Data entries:
= = = = =

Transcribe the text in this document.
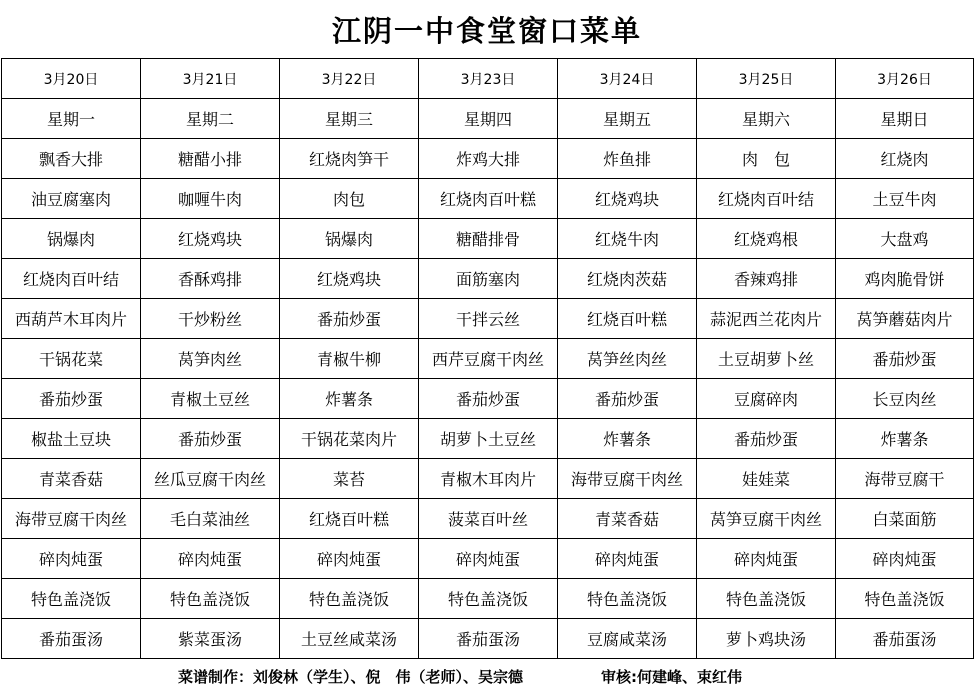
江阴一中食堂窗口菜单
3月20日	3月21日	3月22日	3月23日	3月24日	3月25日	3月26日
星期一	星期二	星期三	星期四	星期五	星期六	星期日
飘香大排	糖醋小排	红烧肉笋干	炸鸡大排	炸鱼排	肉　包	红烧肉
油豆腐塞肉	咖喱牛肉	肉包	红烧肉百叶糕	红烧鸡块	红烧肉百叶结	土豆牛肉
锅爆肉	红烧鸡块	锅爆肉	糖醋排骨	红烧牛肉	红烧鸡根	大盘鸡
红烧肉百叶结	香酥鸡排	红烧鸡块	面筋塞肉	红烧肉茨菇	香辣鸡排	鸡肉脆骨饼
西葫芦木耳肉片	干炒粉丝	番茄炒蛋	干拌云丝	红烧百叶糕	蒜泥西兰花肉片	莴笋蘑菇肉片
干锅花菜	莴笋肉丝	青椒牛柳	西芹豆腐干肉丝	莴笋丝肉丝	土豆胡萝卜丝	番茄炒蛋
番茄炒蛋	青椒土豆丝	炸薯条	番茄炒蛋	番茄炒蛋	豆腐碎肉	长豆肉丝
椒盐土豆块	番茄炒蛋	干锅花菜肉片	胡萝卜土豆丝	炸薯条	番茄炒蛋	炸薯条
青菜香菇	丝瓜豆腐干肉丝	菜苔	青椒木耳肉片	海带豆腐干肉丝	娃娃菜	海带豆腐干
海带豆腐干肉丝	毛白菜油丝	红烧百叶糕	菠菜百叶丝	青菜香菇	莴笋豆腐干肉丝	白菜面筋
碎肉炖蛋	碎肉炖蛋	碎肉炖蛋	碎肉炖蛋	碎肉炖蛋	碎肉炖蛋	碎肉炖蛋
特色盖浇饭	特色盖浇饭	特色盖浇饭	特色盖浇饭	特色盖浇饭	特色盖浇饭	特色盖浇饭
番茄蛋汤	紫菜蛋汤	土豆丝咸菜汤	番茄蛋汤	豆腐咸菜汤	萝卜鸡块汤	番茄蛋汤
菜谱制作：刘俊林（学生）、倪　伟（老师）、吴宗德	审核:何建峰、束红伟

= = = = =

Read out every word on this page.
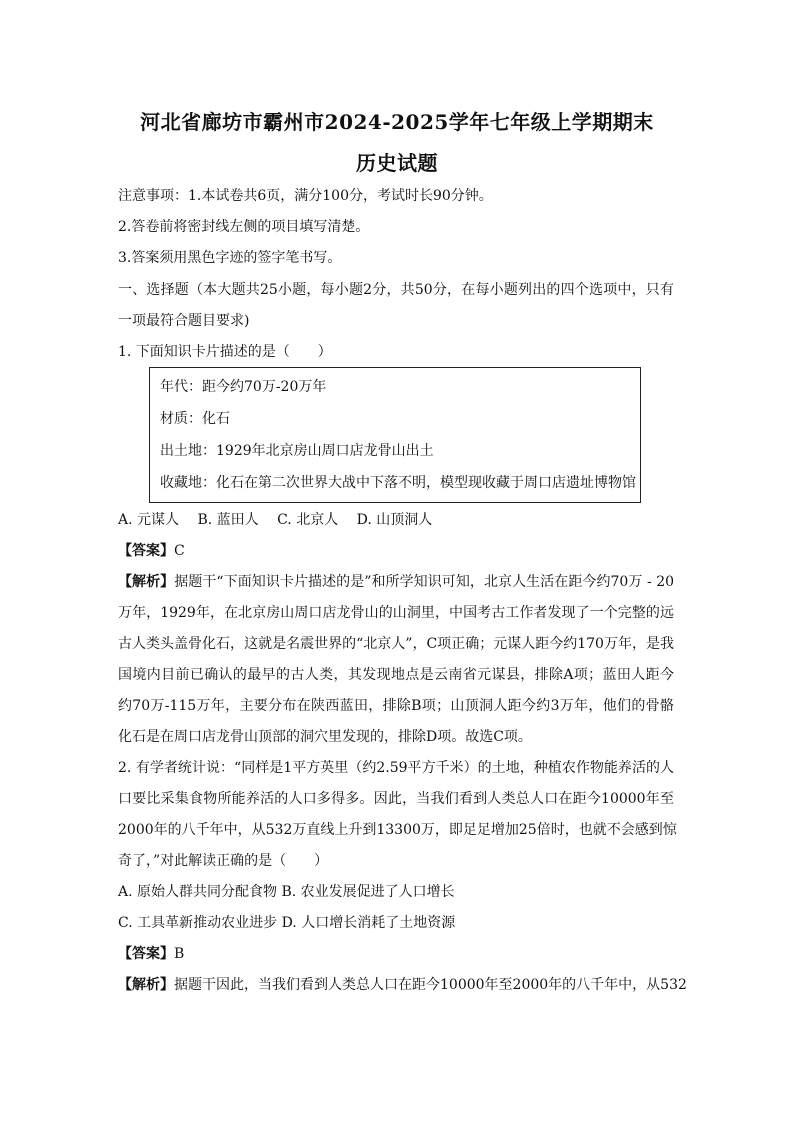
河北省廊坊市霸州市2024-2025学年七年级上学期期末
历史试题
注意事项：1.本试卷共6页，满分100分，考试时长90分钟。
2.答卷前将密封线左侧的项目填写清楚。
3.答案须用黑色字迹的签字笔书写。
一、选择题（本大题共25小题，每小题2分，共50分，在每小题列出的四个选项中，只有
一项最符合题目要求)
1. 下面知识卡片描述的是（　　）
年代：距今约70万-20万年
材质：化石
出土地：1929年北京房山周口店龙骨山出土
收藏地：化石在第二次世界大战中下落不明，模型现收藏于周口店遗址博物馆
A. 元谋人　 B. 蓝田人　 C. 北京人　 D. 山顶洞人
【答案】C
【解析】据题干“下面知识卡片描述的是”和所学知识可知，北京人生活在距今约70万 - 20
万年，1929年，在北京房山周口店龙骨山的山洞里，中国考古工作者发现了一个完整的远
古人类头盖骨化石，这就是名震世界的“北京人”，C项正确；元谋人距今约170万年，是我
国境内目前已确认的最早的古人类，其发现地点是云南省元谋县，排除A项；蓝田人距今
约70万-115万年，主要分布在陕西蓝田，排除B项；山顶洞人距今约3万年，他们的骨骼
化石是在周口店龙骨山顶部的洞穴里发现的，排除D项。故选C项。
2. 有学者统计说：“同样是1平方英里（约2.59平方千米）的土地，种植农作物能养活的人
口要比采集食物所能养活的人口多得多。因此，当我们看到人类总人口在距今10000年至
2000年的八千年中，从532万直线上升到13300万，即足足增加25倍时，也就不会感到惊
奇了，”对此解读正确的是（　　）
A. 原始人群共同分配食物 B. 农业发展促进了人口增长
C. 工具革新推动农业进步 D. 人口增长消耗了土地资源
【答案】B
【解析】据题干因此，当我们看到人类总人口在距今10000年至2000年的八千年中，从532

= = = = =

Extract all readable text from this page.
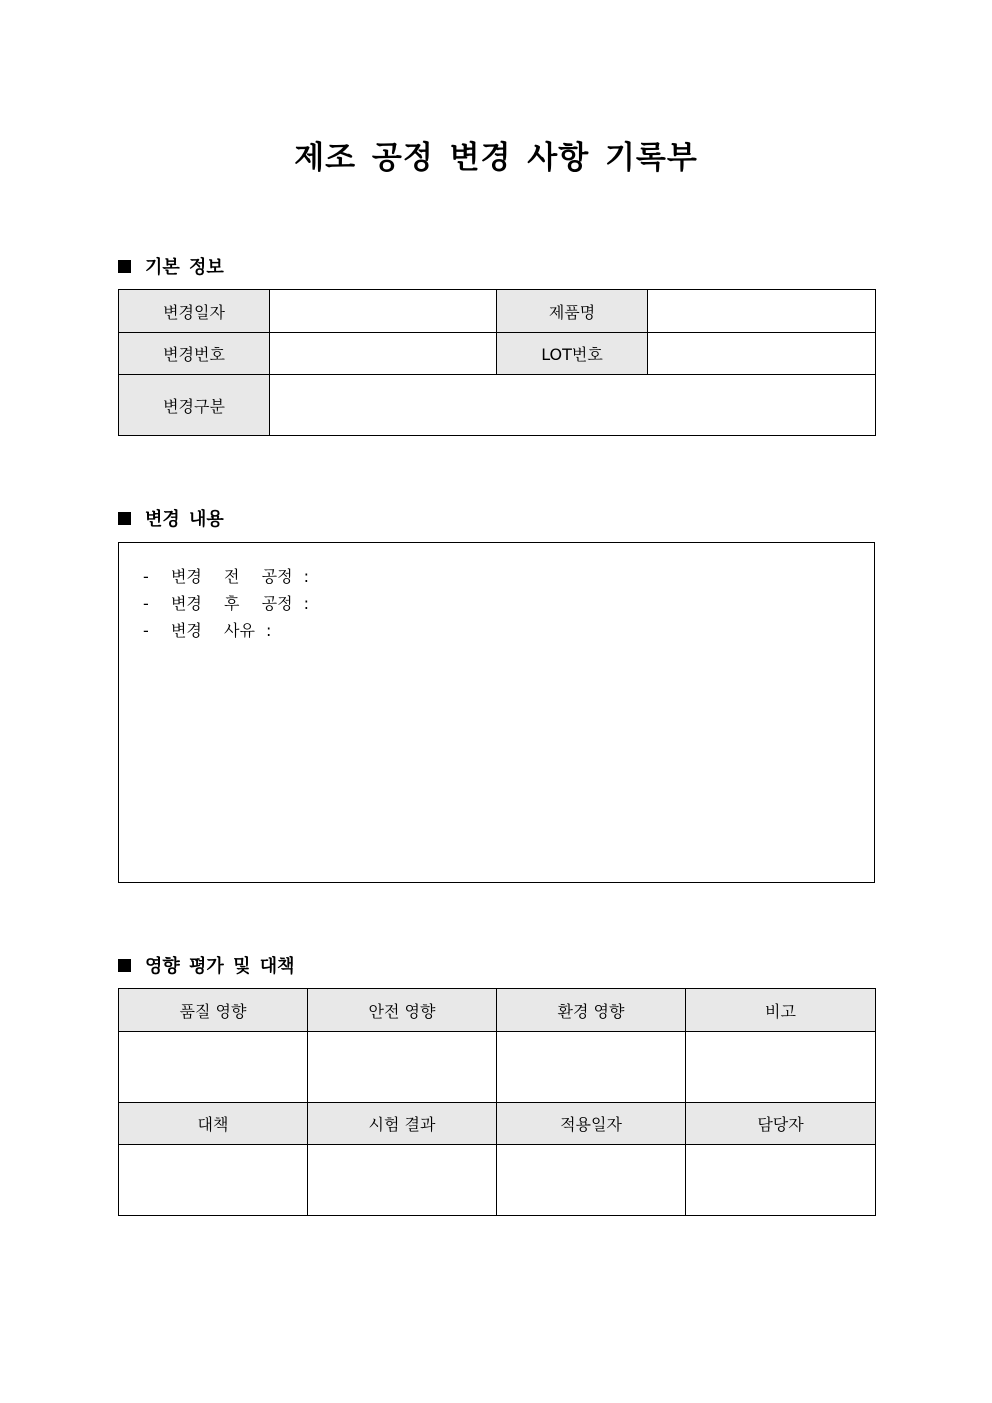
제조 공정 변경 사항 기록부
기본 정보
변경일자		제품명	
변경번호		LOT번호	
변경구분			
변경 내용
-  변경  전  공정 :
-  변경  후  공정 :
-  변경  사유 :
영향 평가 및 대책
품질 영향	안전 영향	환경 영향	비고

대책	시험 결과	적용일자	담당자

= = = = =

_INSTRUCTIONS FOR THE TASK_: Say how many lines of the data include the string "page". Nothing other than the number should be given.

_THE OUTPUT_: 2